=== SUPPLIED MATERIAL ===
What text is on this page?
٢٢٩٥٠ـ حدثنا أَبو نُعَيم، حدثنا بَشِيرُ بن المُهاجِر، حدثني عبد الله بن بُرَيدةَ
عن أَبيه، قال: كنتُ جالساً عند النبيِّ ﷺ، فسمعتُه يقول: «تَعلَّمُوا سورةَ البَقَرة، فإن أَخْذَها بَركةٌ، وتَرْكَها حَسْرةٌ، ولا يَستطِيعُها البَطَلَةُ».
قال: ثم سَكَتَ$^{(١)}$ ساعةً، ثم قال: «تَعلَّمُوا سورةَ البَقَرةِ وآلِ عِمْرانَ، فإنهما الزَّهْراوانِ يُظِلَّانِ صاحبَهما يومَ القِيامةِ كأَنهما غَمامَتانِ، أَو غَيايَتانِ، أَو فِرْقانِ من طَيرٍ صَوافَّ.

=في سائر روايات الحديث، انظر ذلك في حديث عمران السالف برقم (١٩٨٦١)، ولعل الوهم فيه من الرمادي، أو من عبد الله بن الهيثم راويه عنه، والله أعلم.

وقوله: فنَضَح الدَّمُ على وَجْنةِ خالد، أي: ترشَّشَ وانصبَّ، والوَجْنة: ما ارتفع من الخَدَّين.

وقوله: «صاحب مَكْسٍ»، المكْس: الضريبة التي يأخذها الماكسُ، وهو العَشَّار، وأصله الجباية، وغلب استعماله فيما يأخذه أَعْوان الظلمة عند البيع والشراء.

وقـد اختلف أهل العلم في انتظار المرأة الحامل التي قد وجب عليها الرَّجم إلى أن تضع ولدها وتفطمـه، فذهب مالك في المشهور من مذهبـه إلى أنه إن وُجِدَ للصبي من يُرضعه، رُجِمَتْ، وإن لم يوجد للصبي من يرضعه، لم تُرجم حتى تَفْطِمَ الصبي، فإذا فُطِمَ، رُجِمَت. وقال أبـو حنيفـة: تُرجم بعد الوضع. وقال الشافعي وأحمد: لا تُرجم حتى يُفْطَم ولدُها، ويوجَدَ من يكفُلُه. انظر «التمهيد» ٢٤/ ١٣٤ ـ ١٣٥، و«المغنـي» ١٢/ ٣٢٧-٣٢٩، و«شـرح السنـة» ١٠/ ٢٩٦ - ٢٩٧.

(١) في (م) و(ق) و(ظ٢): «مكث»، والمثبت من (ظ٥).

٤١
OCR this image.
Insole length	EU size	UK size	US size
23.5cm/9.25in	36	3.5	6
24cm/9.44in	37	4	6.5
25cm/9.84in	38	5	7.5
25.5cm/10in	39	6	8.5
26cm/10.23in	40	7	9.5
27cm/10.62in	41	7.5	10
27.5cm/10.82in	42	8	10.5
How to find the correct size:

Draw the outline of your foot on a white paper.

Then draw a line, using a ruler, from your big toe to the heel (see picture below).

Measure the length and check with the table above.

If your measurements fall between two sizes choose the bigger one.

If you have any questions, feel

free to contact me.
===
THE REQUEST »
Pull out every line in the material above where "صاحب" occurs.

WRITTEN ANSWER »
قال: ثم سَكَتَ$^{(١)}$ ساعةً، ثم قال: «تَعلَّمُوا سورةَ البَقَرةِ وآلِ عِمْرانَ، فإنهما الزَّهْراوانِ يُظِلَّانِ صاحبَهما يومَ القِيامةِ كأَنهما غَمامَتانِ، أَو غَيايَتانِ، أَو فِرْقانِ من طَيرٍ صَوافَّ.
وقوله: «صاحب مَكْسٍ»، المكْس: الضريبة التي يأخذها الماكسُ، وهو العَشَّار، وأصله الجباية، وغلب استعماله فيما يأخذه أَعْوان الظلمة عند البيع والشراء.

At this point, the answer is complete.